### TASK DESCRIPTION
In the records below, tally every line containing "about". Report only the total.

### EXERCISE MATERIAL
§ §

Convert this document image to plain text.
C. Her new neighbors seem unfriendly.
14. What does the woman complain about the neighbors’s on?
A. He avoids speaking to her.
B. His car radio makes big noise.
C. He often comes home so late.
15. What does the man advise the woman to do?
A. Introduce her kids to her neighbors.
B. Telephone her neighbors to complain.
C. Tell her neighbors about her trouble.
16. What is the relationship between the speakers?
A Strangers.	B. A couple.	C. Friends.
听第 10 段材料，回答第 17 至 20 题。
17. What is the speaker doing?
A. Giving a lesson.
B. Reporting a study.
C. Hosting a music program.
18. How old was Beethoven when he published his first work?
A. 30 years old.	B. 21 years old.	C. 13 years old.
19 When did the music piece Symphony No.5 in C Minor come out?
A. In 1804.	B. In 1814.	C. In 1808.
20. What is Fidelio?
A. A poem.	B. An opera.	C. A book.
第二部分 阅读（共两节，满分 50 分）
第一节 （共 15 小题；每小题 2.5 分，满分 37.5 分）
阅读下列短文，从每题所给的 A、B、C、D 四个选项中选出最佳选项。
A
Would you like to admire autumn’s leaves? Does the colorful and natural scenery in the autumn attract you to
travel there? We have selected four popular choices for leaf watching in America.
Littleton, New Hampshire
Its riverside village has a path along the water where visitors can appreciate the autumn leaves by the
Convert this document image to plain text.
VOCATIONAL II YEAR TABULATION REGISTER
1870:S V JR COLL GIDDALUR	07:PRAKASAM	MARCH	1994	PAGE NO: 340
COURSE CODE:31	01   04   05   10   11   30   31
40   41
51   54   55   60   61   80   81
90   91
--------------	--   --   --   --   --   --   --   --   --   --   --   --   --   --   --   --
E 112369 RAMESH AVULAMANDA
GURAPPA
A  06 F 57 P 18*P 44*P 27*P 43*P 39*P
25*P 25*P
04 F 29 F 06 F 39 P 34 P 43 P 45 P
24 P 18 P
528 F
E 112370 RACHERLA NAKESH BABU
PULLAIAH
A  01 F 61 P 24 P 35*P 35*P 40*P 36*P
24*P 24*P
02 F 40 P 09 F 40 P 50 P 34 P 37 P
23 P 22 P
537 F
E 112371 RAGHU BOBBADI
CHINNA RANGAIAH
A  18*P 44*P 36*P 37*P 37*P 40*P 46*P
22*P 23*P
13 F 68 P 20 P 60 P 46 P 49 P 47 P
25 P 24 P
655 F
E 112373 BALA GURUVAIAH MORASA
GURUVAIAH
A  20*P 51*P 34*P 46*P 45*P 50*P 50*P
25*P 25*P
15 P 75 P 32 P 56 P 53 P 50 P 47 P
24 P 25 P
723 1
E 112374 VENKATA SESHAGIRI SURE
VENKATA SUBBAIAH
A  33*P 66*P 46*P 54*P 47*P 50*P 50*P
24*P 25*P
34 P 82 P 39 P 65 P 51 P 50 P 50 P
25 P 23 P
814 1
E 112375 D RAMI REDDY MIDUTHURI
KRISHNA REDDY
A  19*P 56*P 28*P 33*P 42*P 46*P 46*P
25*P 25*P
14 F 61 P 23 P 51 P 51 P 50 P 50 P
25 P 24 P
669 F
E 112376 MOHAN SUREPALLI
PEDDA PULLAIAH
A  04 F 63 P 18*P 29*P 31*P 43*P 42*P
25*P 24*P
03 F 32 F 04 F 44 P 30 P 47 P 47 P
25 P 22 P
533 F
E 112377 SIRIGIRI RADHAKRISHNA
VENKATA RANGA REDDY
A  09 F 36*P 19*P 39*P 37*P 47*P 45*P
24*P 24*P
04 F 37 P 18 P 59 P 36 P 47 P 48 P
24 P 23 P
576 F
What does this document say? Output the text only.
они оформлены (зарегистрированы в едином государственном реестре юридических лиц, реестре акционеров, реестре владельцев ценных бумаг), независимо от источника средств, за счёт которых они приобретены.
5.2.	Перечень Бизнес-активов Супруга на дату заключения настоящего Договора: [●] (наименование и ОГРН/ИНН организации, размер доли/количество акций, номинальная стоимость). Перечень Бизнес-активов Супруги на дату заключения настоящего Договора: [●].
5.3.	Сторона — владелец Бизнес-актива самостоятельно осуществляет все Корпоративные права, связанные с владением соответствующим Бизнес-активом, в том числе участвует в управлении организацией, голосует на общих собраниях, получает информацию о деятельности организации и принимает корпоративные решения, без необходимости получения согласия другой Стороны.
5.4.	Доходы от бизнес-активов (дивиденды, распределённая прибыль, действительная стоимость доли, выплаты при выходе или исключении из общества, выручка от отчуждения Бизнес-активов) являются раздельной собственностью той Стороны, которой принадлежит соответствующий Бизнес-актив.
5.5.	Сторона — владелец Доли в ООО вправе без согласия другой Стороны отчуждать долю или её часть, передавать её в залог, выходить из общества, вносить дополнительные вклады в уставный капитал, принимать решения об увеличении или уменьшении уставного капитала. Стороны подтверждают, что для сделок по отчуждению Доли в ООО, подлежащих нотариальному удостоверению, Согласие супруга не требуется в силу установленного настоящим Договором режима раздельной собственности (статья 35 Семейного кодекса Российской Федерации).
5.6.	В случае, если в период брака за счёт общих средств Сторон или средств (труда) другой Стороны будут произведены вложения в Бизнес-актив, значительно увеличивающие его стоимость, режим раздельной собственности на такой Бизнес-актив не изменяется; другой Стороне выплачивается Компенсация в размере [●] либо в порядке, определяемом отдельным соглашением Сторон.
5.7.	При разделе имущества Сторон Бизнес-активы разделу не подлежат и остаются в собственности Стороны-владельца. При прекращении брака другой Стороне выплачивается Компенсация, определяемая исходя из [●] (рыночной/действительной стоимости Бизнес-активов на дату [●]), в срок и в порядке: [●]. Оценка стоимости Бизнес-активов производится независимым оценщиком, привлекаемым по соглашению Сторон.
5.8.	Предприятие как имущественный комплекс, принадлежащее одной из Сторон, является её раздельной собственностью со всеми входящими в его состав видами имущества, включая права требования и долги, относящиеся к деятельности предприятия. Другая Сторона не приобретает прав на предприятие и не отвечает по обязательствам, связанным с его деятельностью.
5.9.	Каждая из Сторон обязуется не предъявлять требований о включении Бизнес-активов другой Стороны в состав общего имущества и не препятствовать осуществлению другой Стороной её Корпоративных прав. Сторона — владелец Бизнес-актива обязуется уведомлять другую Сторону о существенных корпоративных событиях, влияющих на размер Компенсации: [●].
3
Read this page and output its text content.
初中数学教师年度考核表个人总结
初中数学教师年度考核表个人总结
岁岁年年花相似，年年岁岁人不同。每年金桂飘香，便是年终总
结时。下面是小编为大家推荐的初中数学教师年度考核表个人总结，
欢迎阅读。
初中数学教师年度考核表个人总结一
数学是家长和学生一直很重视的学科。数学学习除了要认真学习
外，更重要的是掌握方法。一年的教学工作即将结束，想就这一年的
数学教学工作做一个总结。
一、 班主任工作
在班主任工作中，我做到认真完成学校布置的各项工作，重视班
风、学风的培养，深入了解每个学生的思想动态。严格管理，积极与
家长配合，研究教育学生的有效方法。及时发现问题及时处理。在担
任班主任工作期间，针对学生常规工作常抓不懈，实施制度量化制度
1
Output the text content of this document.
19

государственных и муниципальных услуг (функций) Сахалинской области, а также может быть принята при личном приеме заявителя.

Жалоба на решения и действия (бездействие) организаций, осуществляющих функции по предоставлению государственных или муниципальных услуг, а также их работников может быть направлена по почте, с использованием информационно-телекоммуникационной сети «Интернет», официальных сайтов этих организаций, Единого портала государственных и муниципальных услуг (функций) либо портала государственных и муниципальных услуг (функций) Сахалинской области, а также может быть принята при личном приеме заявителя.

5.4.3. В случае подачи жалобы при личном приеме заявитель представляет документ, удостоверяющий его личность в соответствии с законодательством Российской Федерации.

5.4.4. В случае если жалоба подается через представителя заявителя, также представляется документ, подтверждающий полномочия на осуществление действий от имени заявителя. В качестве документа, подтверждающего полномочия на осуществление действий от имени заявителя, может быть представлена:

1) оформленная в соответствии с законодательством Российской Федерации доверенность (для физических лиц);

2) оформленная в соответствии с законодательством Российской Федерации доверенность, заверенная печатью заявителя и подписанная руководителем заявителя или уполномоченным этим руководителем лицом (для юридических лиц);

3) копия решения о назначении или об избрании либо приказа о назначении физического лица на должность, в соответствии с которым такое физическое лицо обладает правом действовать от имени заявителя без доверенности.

§ §

### FULL ANSWER
2